* **DESCRIPTION OF THE TASK**: Copy out the complete listing, word for word.

[Start of ENTRIES]

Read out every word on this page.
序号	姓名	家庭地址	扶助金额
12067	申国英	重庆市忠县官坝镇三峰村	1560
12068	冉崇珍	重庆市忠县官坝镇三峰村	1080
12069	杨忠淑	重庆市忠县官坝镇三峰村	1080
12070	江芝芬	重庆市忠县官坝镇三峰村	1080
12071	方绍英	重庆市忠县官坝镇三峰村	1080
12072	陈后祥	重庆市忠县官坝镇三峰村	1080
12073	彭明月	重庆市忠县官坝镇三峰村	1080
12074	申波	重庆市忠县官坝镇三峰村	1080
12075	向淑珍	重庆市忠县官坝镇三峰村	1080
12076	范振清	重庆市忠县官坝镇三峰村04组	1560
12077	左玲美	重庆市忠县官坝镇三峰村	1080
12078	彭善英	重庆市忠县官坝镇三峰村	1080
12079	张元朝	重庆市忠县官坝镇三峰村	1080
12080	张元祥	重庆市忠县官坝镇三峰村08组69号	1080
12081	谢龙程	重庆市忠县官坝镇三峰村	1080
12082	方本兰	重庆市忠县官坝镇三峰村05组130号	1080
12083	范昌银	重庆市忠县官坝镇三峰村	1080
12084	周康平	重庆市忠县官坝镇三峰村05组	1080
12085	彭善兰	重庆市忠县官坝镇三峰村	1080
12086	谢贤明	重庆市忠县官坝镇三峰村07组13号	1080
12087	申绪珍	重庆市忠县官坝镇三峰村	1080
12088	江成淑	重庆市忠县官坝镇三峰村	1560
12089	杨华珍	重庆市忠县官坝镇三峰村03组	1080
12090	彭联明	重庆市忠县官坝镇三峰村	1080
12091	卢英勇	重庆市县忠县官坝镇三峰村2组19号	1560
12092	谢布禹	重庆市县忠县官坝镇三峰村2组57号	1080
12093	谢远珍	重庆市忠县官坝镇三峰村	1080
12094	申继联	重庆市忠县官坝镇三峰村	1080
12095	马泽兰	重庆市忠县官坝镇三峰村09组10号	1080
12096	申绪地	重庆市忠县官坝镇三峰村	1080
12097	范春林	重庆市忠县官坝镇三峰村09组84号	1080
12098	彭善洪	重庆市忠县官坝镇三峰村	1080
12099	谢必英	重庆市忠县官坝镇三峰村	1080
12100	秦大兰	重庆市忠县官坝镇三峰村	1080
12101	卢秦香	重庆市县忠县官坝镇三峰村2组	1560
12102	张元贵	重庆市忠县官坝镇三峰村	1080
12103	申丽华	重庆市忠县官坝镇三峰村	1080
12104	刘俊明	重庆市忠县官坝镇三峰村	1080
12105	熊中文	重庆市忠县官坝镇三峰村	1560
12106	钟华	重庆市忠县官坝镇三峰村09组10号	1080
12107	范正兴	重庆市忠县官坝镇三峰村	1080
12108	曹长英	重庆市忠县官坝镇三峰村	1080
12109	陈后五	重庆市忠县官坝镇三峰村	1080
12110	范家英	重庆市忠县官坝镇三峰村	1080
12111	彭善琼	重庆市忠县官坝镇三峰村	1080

[End of ENTRIES]

* **PROBLEM SOLUTION**:
Read out every word on this page.
序号	姓名	家庭地址	扶助金额
12067	申国英	重庆市忠县官坝镇三峰村	1560
12068	冉崇珍	重庆市忠县官坝镇三峰村	1080
12069	杨忠淑	重庆市忠县官坝镇三峰村	1080
12070	江芝芬	重庆市忠县官坝镇三峰村	1080
12071	方绍英	重庆市忠县官坝镇三峰村	1080
12072	陈后祥	重庆市忠县官坝镇三峰村	1080
12073	彭明月	重庆市忠县官坝镇三峰村	1080
12074	申波	重庆市忠县官坝镇三峰村	1080
12075	向淑珍	重庆市忠县官坝镇三峰村	1080
12076	范振清	重庆市忠县官坝镇三峰村04组	1560
12077	左玲美	重庆市忠县官坝镇三峰村	1080
12078	彭善英	重庆市忠县官坝镇三峰村	1080
12079	张元朝	重庆市忠县官坝镇三峰村	1080
12080	张元祥	重庆市忠县官坝镇三峰村08组69号	1080
12081	谢龙程	重庆市忠县官坝镇三峰村	1080
12082	方本兰	重庆市忠县官坝镇三峰村05组130号	1080
12083	范昌银	重庆市忠县官坝镇三峰村	1080
12084	周康平	重庆市忠县官坝镇三峰村05组	1080
12085	彭善兰	重庆市忠县官坝镇三峰村	1080
12086	谢贤明	重庆市忠县官坝镇三峰村07组13号	1080
12087	申绪珍	重庆市忠县官坝镇三峰村	1080
12088	江成淑	重庆市忠县官坝镇三峰村	1560
12089	杨华珍	重庆市忠县官坝镇三峰村03组	1080
12090	彭联明	重庆市忠县官坝镇三峰村	1080
12091	卢英勇	重庆市县忠县官坝镇三峰村2组19号	1560
12092	谢布禹	重庆市县忠县官坝镇三峰村2组57号	1080
12093	谢远珍	重庆市忠县官坝镇三峰村	1080
12094	申继联	重庆市忠县官坝镇三峰村	1080
12095	马泽兰	重庆市忠县官坝镇三峰村09组10号	1080
12096	申绪地	重庆市忠县官坝镇三峰村	1080
12097	范春林	重庆市忠县官坝镇三峰村09组84号	1080
12098	彭善洪	重庆市忠县官坝镇三峰村	1080
12099	谢必英	重庆市忠县官坝镇三峰村	1080
12100	秦大兰	重庆市忠县官坝镇三峰村	1080
12101	卢秦香	重庆市县忠县官坝镇三峰村2组	1560
12102	张元贵	重庆市忠县官坝镇三峰村	1080
12103	申丽华	重庆市忠县官坝镇三峰村	1080
12104	刘俊明	重庆市忠县官坝镇三峰村	1080
12105	熊中文	重庆市忠县官坝镇三峰村	1560
12106	钟华	重庆市忠县官坝镇三峰村09组10号	1080
12107	范正兴	重庆市忠县官坝镇三峰村	1080
12108	曹长英	重庆市忠县官坝镇三峰村	1080
12109	陈后五	重庆市忠县官坝镇三峰村	1080
12110	范家英	重庆市忠县官坝镇三峰村	1080
12111	彭善琼	重庆市忠县官坝镇三峰村	1080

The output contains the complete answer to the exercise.